-- Begin DATASET EXCERPTS --
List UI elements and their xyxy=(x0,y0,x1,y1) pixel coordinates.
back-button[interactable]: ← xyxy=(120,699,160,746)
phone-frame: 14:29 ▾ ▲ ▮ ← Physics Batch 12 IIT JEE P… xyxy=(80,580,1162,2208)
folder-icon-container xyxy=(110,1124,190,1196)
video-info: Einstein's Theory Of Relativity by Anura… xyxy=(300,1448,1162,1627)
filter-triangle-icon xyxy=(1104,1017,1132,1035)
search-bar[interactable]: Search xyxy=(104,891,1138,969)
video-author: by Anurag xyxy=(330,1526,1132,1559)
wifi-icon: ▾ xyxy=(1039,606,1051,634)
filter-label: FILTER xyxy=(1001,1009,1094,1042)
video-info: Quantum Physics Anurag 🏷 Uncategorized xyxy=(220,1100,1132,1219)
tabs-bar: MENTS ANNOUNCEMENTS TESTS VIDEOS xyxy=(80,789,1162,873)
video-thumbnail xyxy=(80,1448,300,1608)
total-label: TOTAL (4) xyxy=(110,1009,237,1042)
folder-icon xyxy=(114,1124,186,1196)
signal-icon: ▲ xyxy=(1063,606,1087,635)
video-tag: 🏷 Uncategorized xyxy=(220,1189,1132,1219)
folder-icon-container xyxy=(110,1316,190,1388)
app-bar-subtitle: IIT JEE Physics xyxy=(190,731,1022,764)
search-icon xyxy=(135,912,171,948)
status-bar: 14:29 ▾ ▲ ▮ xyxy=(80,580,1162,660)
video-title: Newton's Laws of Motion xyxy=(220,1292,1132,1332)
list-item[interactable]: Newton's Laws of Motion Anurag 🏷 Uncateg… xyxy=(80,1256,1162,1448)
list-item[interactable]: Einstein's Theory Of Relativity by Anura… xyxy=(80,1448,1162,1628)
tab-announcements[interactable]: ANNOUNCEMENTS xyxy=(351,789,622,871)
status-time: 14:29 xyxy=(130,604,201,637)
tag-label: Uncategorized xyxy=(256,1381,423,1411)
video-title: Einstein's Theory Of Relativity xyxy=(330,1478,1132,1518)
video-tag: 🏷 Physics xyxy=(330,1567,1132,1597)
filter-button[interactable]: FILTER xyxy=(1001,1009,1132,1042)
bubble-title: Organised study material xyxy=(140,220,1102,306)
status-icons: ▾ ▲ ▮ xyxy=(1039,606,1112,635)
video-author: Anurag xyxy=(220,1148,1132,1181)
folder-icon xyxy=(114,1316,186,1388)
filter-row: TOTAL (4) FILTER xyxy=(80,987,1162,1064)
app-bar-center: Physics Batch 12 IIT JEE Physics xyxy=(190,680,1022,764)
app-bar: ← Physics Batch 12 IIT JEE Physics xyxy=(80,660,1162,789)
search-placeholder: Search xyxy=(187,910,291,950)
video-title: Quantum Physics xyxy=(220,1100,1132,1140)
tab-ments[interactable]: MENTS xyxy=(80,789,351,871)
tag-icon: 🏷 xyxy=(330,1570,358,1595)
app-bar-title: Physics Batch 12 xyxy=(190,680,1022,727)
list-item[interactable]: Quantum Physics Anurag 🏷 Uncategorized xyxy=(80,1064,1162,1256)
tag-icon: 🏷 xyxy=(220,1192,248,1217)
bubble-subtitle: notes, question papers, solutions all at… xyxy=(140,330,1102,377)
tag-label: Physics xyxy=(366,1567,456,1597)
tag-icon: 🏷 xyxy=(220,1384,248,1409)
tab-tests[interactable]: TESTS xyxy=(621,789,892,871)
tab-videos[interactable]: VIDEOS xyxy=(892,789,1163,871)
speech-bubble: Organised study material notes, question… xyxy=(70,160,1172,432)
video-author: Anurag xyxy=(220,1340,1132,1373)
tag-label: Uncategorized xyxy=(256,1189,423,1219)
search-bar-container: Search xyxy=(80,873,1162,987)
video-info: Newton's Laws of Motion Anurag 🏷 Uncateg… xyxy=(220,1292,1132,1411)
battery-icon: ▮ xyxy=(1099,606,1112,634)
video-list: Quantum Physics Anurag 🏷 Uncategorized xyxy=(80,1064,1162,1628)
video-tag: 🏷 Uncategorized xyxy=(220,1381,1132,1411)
-- End DATASET EXCERPTS --
## PROBLEM STATEMENT
Can you transcribe every entry above word for word, changing nothing?

## EXERCISE OUTPUT
List UI elements and their xyxy=(x0,y0,x1,y1) pixel coordinates.
back-button[interactable]: ← xyxy=(120,699,160,746)
phone-frame: 14:29 ▾ ▲ ▮ ← Physics Batch 12 IIT JEE P… xyxy=(80,580,1162,2208)
folder-icon-container xyxy=(110,1124,190,1196)
video-info: Einstein's Theory Of Relativity by Anura… xyxy=(300,1448,1162,1627)
filter-triangle-icon xyxy=(1104,1017,1132,1035)
search-bar[interactable]: Search xyxy=(104,891,1138,969)
video-author: by Anurag xyxy=(330,1526,1132,1559)
wifi-icon: ▾ xyxy=(1039,606,1051,634)
filter-label: FILTER xyxy=(1001,1009,1094,1042)
video-info: Quantum Physics Anurag 🏷 Uncategorized xyxy=(220,1100,1132,1219)
tabs-bar: MENTS ANNOUNCEMENTS TESTS VIDEOS xyxy=(80,789,1162,873)
video-thumbnail xyxy=(80,1448,300,1608)
total-label: TOTAL (4) xyxy=(110,1009,237,1042)
folder-icon xyxy=(114,1124,186,1196)
signal-icon: ▲ xyxy=(1063,606,1087,635)
video-tag: 🏷 Uncategorized xyxy=(220,1189,1132,1219)
folder-icon-container xyxy=(110,1316,190,1388)
app-bar-subtitle: IIT JEE Physics xyxy=(190,731,1022,764)
search-icon xyxy=(135,912,171,948)
status-bar: 14:29 ▾ ▲ ▮ xyxy=(80,580,1162,660)
video-title: Newton's Laws of Motion xyxy=(220,1292,1132,1332)
list-item[interactable]: Newton's Laws of Motion Anurag 🏷 Uncateg… xyxy=(80,1256,1162,1448)
list-item[interactable]: Einstein's Theory Of Relativity by Anura… xyxy=(80,1448,1162,1628)
tab-announcements[interactable]: ANNOUNCEMENTS xyxy=(351,789,622,871)
status-time: 14:29 xyxy=(130,604,201,637)
tag-label: Uncategorized xyxy=(256,1381,423,1411)
video-title: Einstein's Theory Of Relativity xyxy=(330,1478,1132,1518)
video-tag: 🏷 Physics xyxy=(330,1567,1132,1597)
filter-button[interactable]: FILTER xyxy=(1001,1009,1132,1042)
bubble-title: Organised study material xyxy=(140,220,1102,306)
status-icons: ▾ ▲ ▮ xyxy=(1039,606,1112,635)
video-author: Anurag xyxy=(220,1148,1132,1181)
folder-icon xyxy=(114,1316,186,1388)
filter-row: TOTAL (4) FILTER xyxy=(80,987,1162,1064)
app-bar-center: Physics Batch 12 IIT JEE Physics xyxy=(190,680,1022,764)
app-bar: ← Physics Batch 12 IIT JEE Physics xyxy=(80,660,1162,789)
search-placeholder: Search xyxy=(187,910,291,950)
video-title: Quantum Physics xyxy=(220,1100,1132,1140)
tab-ments[interactable]: MENTS xyxy=(80,789,351,871)
tag-icon: 🏷 xyxy=(330,1570,358,1595)
app-bar-title: Physics Batch 12 xyxy=(190,680,1022,727)
list-item[interactable]: Quantum Physics Anurag 🏷 Uncategorized xyxy=(80,1064,1162,1256)
tag-icon: 🏷 xyxy=(220,1192,248,1217)
bubble-subtitle: notes, question papers, solutions all at… xyxy=(140,330,1102,377)
tag-label: Physics xyxy=(366,1567,456,1597)
tag-icon: 🏷 xyxy=(220,1384,248,1409)
tab-tests[interactable]: TESTS xyxy=(621,789,892,871)
tab-videos[interactable]: VIDEOS xyxy=(892,789,1163,871)
speech-bubble: Organised study material notes, question… xyxy=(70,160,1172,432)
video-author: Anurag xyxy=(220,1340,1132,1373)
tag-label: Uncategorized xyxy=(256,1189,423,1219)
search-bar-container: Search xyxy=(80,873,1162,987)
video-info: Newton's Laws of Motion Anurag 🏷 Uncateg… xyxy=(220,1292,1132,1411)
battery-icon: ▮ xyxy=(1099,606,1112,634)
video-list: Quantum Physics Anurag 🏷 Uncategorized xyxy=(80,1064,1162,1628)
video-tag: 🏷 Uncategorized xyxy=(220,1381,1132,1411)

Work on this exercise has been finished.